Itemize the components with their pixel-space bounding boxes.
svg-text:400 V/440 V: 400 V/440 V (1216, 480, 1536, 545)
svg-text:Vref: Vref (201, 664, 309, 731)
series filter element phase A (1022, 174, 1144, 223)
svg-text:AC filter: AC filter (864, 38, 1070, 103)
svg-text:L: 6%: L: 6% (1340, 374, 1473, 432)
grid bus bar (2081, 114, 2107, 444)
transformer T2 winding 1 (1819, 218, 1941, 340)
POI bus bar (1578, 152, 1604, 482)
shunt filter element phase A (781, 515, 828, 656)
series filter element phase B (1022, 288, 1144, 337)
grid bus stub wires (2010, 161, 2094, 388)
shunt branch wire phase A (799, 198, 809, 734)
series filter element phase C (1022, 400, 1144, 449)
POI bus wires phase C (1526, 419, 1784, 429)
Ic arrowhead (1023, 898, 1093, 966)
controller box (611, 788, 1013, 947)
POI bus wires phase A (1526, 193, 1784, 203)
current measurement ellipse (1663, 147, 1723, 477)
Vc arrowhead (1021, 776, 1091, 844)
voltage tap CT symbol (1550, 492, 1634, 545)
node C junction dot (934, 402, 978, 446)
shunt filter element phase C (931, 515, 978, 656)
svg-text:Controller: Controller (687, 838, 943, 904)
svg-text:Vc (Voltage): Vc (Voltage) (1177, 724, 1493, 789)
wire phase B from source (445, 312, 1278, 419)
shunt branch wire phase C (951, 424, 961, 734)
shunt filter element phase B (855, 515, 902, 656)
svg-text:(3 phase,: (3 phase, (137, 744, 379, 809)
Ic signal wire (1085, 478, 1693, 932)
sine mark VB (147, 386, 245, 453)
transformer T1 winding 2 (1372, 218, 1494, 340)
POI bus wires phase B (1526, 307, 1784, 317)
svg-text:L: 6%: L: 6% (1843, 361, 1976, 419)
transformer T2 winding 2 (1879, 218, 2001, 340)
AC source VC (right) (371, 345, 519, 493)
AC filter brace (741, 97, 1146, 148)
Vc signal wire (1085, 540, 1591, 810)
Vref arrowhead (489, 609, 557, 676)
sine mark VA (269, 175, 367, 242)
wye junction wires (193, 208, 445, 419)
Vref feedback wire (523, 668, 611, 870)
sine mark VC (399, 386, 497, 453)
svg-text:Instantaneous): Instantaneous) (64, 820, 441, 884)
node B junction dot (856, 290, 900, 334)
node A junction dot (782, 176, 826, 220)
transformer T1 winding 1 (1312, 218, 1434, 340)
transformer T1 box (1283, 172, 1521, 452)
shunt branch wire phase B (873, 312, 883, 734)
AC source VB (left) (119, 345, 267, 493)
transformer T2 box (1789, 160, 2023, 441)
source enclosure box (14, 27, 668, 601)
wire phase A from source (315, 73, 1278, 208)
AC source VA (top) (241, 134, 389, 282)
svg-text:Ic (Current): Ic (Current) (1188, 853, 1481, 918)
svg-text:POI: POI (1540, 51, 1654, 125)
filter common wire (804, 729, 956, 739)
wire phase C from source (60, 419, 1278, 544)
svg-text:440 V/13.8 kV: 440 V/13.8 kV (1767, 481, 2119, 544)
......
* AIM OF THE EXERCISE *
Copy the data word for word, from its first line through the line that contains "AC filter brace (741, 97, 1146, 148)", with both of those lines included.

* REPLY *
Itemize the components with their pixel-space bounding boxes.
svg-text:400 V/440 V: 400 V/440 V (1216, 480, 1536, 545)
svg-text:Vref: Vref (201, 664, 309, 731)
series filter element phase A (1022, 174, 1144, 223)
svg-text:AC filter: AC filter (864, 38, 1070, 103)
svg-text:L: 6%: L: 6% (1340, 374, 1473, 432)
grid bus bar (2081, 114, 2107, 444)
transformer T2 winding 1 (1819, 218, 1941, 340)
POI bus bar (1578, 152, 1604, 482)
shunt filter element phase A (781, 515, 828, 656)
series filter element phase B (1022, 288, 1144, 337)
grid bus stub wires (2010, 161, 2094, 388)
shunt branch wire phase A (799, 198, 809, 734)
series filter element phase C (1022, 400, 1144, 449)
POI bus wires phase C (1526, 419, 1784, 429)
Ic arrowhead (1023, 898, 1093, 966)
controller box (611, 788, 1013, 947)
POI bus wires phase A (1526, 193, 1784, 203)
current measurement ellipse (1663, 147, 1723, 477)
Vc arrowhead (1021, 776, 1091, 844)
voltage tap CT symbol (1550, 492, 1634, 545)
node C junction dot (934, 402, 978, 446)
shunt filter element phase C (931, 515, 978, 656)
svg-text:Controller: Controller (687, 838, 943, 904)
svg-text:Vc (Voltage): Vc (Voltage) (1177, 724, 1493, 789)
wire phase B from source (445, 312, 1278, 419)
shunt branch wire phase C (951, 424, 961, 734)
shunt filter element phase B (855, 515, 902, 656)
svg-text:(3 phase,: (3 phase, (137, 744, 379, 809)
Ic signal wire (1085, 478, 1693, 932)
sine mark VB (147, 386, 245, 453)
transformer T1 winding 2 (1372, 218, 1494, 340)
POI bus wires phase B (1526, 307, 1784, 317)
svg-text:L: 6%: L: 6% (1843, 361, 1976, 419)
transformer T2 winding 2 (1879, 218, 2001, 340)
AC source VC (right) (371, 345, 519, 493)
AC filter brace (741, 97, 1146, 148)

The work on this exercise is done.